▶ _SOURCE EXCERPT_

================

Skip to content

Formalize concept/specification of the "BIDS Extensions" #74

Open

Description

I always mixed up currently used "Extension" with "Enhancement" in BEP. But quite often "Extension" means an additional part which is not per se par the integral part of the whole, so it is more of a "plug-in".

Other standards

Similar concepts are present in

  • NWB: https://nwb-extensions.github.io -- components which provide additional elements (schema) on top of the core NWB schema. Main NWB functionality can validate extensions as well as their schema is also embedded within NWB files.

================

Stored data:
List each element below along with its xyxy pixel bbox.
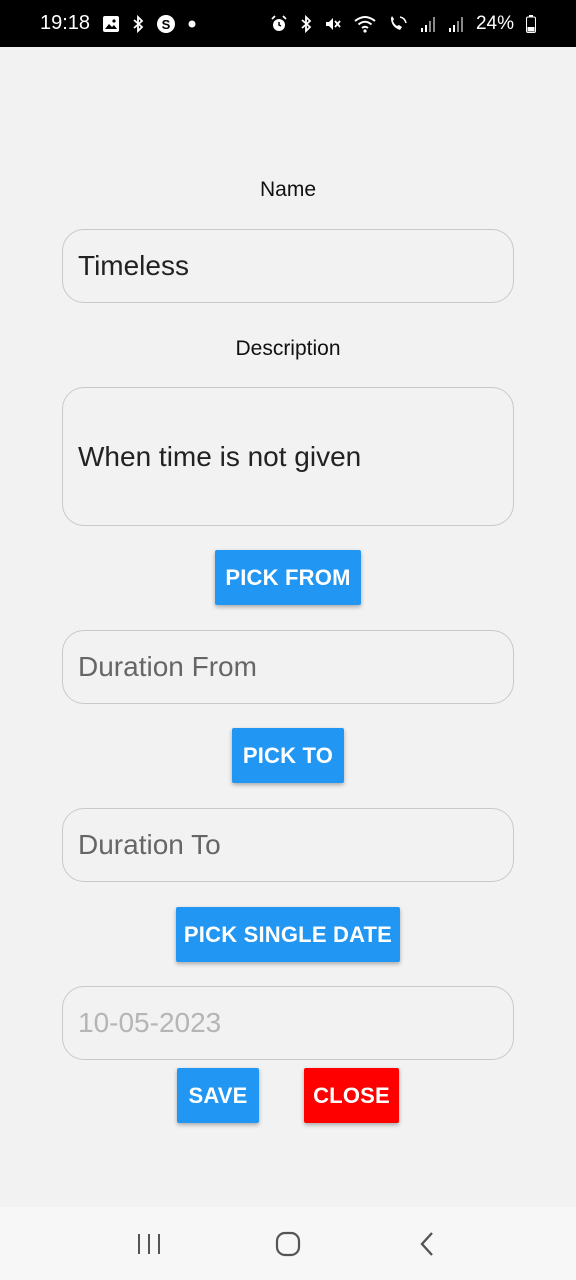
duration-to-field[interactable]: Duration To (62, 808, 514, 882)
back-icon[interactable] (397, 1214, 457, 1274)
app-content: Name Timeless Description When time is n… (0, 47, 576, 1207)
dot-icon (188, 20, 196, 28)
wifi-icon (354, 15, 376, 33)
pick-to-button[interactable]: PICK TO (232, 728, 344, 783)
recents-icon[interactable] (119, 1214, 179, 1274)
bluetooth-icon (300, 14, 312, 33)
name-label: Name (259, 178, 317, 201)
battery-icon (526, 14, 536, 33)
description-label: Description (235, 337, 341, 360)
close-button[interactable]: CLOSE (304, 1068, 399, 1123)
call-icon (388, 15, 408, 33)
home-icon[interactable] (258, 1214, 318, 1274)
save-button[interactable]: SAVE (177, 1068, 259, 1123)
alarm-icon (270, 14, 288, 33)
signal-icon (448, 15, 464, 33)
single-date-field[interactable]: 10-05-2023 (62, 986, 514, 1060)
navigation-bar (0, 1207, 576, 1280)
svg-text:S: S (162, 17, 171, 32)
pick-single-date-button[interactable]: PICK SINGLE DATE (176, 907, 400, 962)
s-app-icon: S (156, 14, 176, 34)
bluetooth-icon (132, 14, 144, 33)
name-field[interactable]: Timeless (62, 229, 514, 303)
status-time: 19:18 (40, 12, 91, 34)
pick-from-button[interactable]: PICK FROM (215, 550, 361, 605)
status-bar: 19:18 S 24% (0, 0, 576, 47)
gallery-icon (102, 15, 120, 33)
status-bar-right: 24% (270, 13, 536, 35)
signal-icon (420, 15, 436, 33)
duration-from-field[interactable]: Duration From (62, 630, 514, 704)
battery-percent: 24% (475, 12, 514, 34)
mute-icon (324, 15, 342, 33)
description-field[interactable]: When time is not given (62, 387, 514, 526)
status-bar-left: 19:18 S (40, 12, 196, 35)
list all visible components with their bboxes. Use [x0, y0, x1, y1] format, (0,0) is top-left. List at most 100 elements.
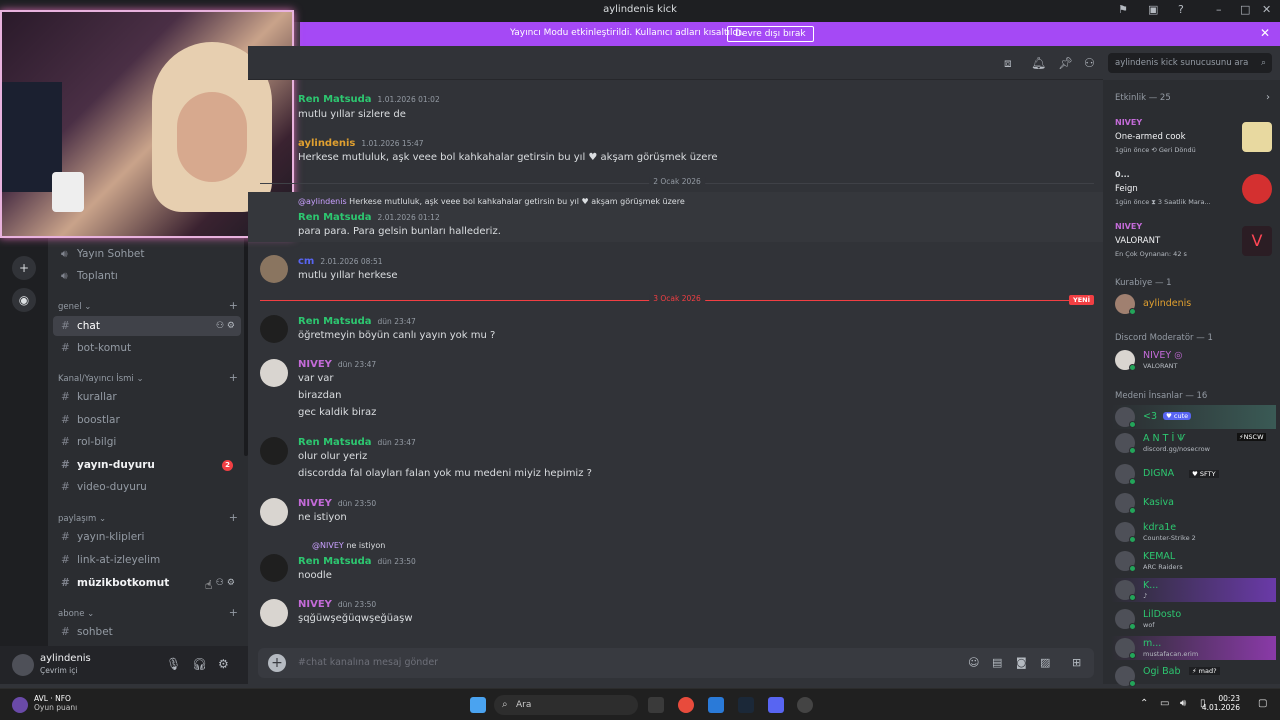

================

▶ _TO DO_
1. Answer these questions using the BIDS Extensions issue above the entries.
(a) What number is the issue?
(b) What term does the writer say they always mixed up with "Extension"?
(c) What do NWB extensions provide on top of the core NWB schema?
2. From the BIDS Extensions issue above the entries, extract everything from "Similar concepts are" down to "within NWB files.".

▶ _THE RESPONSES_
1.
(a) 74
(b) "Enhancement"
(c) Additional elements (schema)

2.
Similar concepts are present in

  • NWB: https://nwb-extensions.github.io -- components which provide additional elements (schema) on top of the core NWB schema. Main NWB functionality can validate extensions as well as their schema is also embedded within NWB files.